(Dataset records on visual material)
■ ■ ■

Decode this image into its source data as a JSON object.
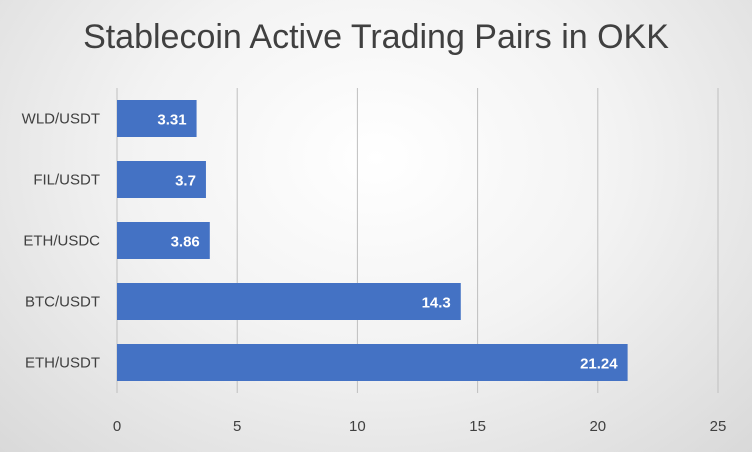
{
  "chart_data": {
    "type": "bar",
    "orientation": "horizontal",
    "title": "Stablecoin Active Trading Pairs in OKK",
    "categories": [
      "WLD/USDT",
      "FIL/USDT",
      "ETH/USDC",
      "BTC/USDT",
      "ETH/USDT"
    ],
    "values": [
      3.31,
      3.7,
      3.86,
      14.3,
      21.24
    ],
    "data_labels": [
      "3.31",
      "3.7",
      "3.86",
      "14.3",
      "21.24"
    ],
    "xlim": [
      0,
      25
    ],
    "xticks": [
      0,
      5,
      10,
      15,
      20,
      25
    ],
    "xtick_labels": [
      "0",
      "5",
      "10",
      "15",
      "20",
      "25"
    ],
    "grid": "vertical",
    "legend": "none",
    "bar_color": "#4472C4"
  }
}
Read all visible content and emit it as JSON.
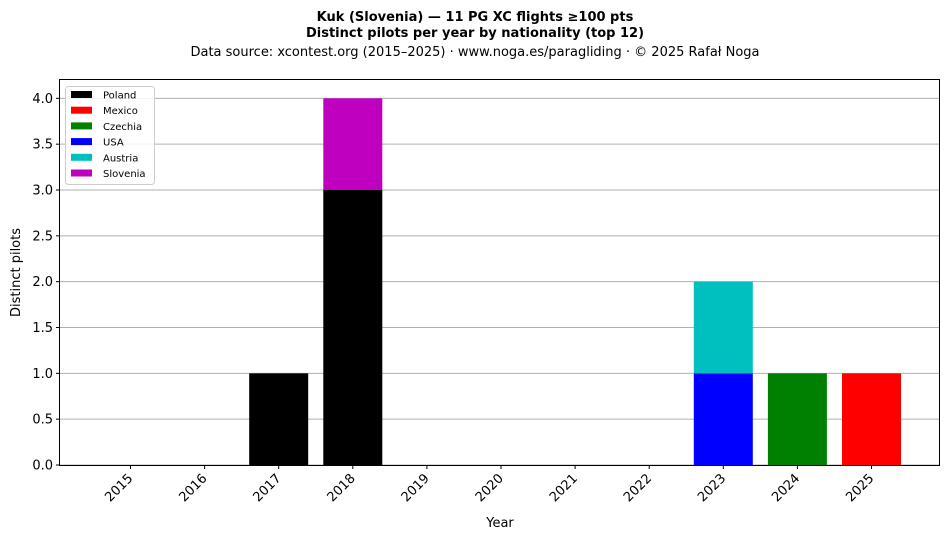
{
  "chart_data": {
    "type": "bar",
    "stacked": true,
    "title_line1": "Kuk (Slovenia)  —  11 PG XC flights ≥100 pts",
    "title_line2": "Distinct pilots per year by nationality (top 12)",
    "subtitle": "Data source: xcontest.org (2015–2025)  ·  www.noga.es/paragliding  ·  © 2025 Rafał Noga",
    "xlabel": "Year",
    "ylabel": "Distinct pilots",
    "ylim": [
      0,
      4.2
    ],
    "yticks": [
      "0.0",
      "0.5",
      "1.0",
      "1.5",
      "2.0",
      "2.5",
      "3.0",
      "3.5",
      "4.0"
    ],
    "grid": "horizontal",
    "legend_position": "top-left",
    "categories": [
      "2015",
      "2016",
      "2017",
      "2018",
      "2019",
      "2020",
      "2021",
      "2022",
      "2023",
      "2024",
      "2025"
    ],
    "series": [
      {
        "name": "Poland",
        "color": "#000000",
        "values": [
          0,
          0,
          1,
          3,
          0,
          0,
          0,
          0,
          0,
          0,
          0
        ]
      },
      {
        "name": "Mexico",
        "color": "#ff0000",
        "values": [
          0,
          0,
          0,
          0,
          0,
          0,
          0,
          0,
          0,
          0,
          1
        ]
      },
      {
        "name": "Czechia",
        "color": "#008000",
        "values": [
          0,
          0,
          0,
          0,
          0,
          0,
          0,
          0,
          0,
          1,
          0
        ]
      },
      {
        "name": "USA",
        "color": "#0000ff",
        "values": [
          0,
          0,
          0,
          0,
          0,
          0,
          0,
          0,
          1,
          0,
          0
        ]
      },
      {
        "name": "Austria",
        "color": "#00bfbf",
        "values": [
          0,
          0,
          0,
          0,
          0,
          0,
          0,
          0,
          1,
          0,
          0
        ]
      },
      {
        "name": "Slovenia",
        "color": "#bf00bf",
        "values": [
          0,
          0,
          0,
          1,
          0,
          0,
          0,
          0,
          0,
          0,
          0
        ]
      }
    ]
  }
}
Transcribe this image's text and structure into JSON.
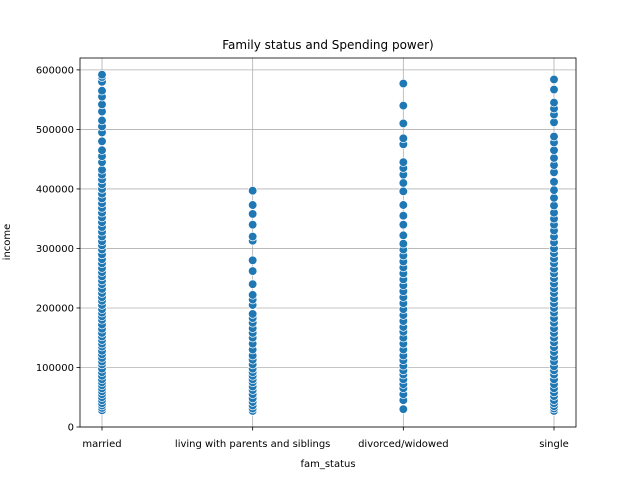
{
  "chart_data": {
    "type": "scatter",
    "title": "Family status and Spending power)",
    "xlabel": "fam_status",
    "ylabel": "income",
    "categories": [
      "married",
      "living with parents and siblings",
      "divorced/widowed",
      "single"
    ],
    "ylim": [
      0,
      620000
    ],
    "yticks": [
      0,
      100000,
      200000,
      300000,
      400000,
      500000,
      600000
    ],
    "ytick_labels": [
      "0",
      "100000",
      "200000",
      "300000",
      "400000",
      "500000",
      "600000"
    ],
    "grid": true,
    "marker_color": "#1f77b4",
    "marker_edge_color": "#ffffff",
    "series": [
      {
        "category": "married",
        "values": [
          28000,
          32000,
          36000,
          40000,
          45000,
          50000,
          55000,
          60000,
          65000,
          70000,
          75000,
          80000,
          86000,
          92000,
          98000,
          105000,
          110000,
          116000,
          122000,
          128000,
          135000,
          140000,
          146000,
          152000,
          158000,
          165000,
          172000,
          180000,
          186000,
          192000,
          198000,
          205000,
          212000,
          218000,
          225000,
          232000,
          240000,
          246000,
          253000,
          260000,
          267000,
          275000,
          282000,
          290000,
          298000,
          305000,
          312000,
          320000,
          328000,
          336000,
          344000,
          352000,
          360000,
          368000,
          376000,
          384000,
          392000,
          400000,
          408000,
          416000,
          424000,
          432000,
          445000,
          455000,
          465000,
          480000,
          495000,
          505000,
          515000,
          530000,
          542000,
          555000,
          565000,
          580000,
          588000,
          592000
        ]
      },
      {
        "category": "living with parents and siblings",
        "values": [
          27000,
          31000,
          36000,
          42000,
          48000,
          55000,
          62000,
          68000,
          75000,
          80000,
          86000,
          92000,
          98000,
          105000,
          113000,
          120000,
          130000,
          140000,
          150000,
          158000,
          166000,
          175000,
          183000,
          190000,
          205000,
          214000,
          222000,
          240000,
          262000,
          280000,
          313000,
          320000,
          340000,
          358000,
          373000,
          397000
        ]
      },
      {
        "category": "divorced/widowed",
        "values": [
          30000,
          45000,
          55000,
          65000,
          72000,
          80000,
          88000,
          95000,
          103000,
          112000,
          120000,
          130000,
          140000,
          150000,
          160000,
          168000,
          178000,
          188000,
          198000,
          208000,
          218000,
          228000,
          238000,
          248000,
          258000,
          268000,
          278000,
          288000,
          298000,
          308000,
          322000,
          340000,
          355000,
          373000,
          396000,
          410000,
          424000,
          435000,
          445000,
          475000,
          485000,
          510000,
          540000,
          577000
        ]
      },
      {
        "category": "single",
        "values": [
          27000,
          31000,
          35000,
          40000,
          45000,
          52000,
          58000,
          65000,
          72000,
          80000,
          88000,
          95000,
          102000,
          110000,
          118000,
          126000,
          134000,
          142000,
          150000,
          158000,
          166000,
          175000,
          183000,
          192000,
          200000,
          208000,
          216000,
          225000,
          233000,
          241000,
          250000,
          258000,
          266000,
          275000,
          283000,
          292000,
          300000,
          310000,
          320000,
          330000,
          340000,
          350000,
          360000,
          372000,
          385000,
          398000,
          412000,
          428000,
          440000,
          452000,
          465000,
          478000,
          488000,
          512000,
          525000,
          535000,
          545000,
          567000,
          584000
        ]
      }
    ]
  }
}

■ ■ ■

Exercise directions
Identify the lines above that contain the word "JSON", then copy them.

Written reply
Decode this image into its source data as a JSON object.
Read all visible content and emit it as JSON.
Transcribe this image's text and structure into JSON.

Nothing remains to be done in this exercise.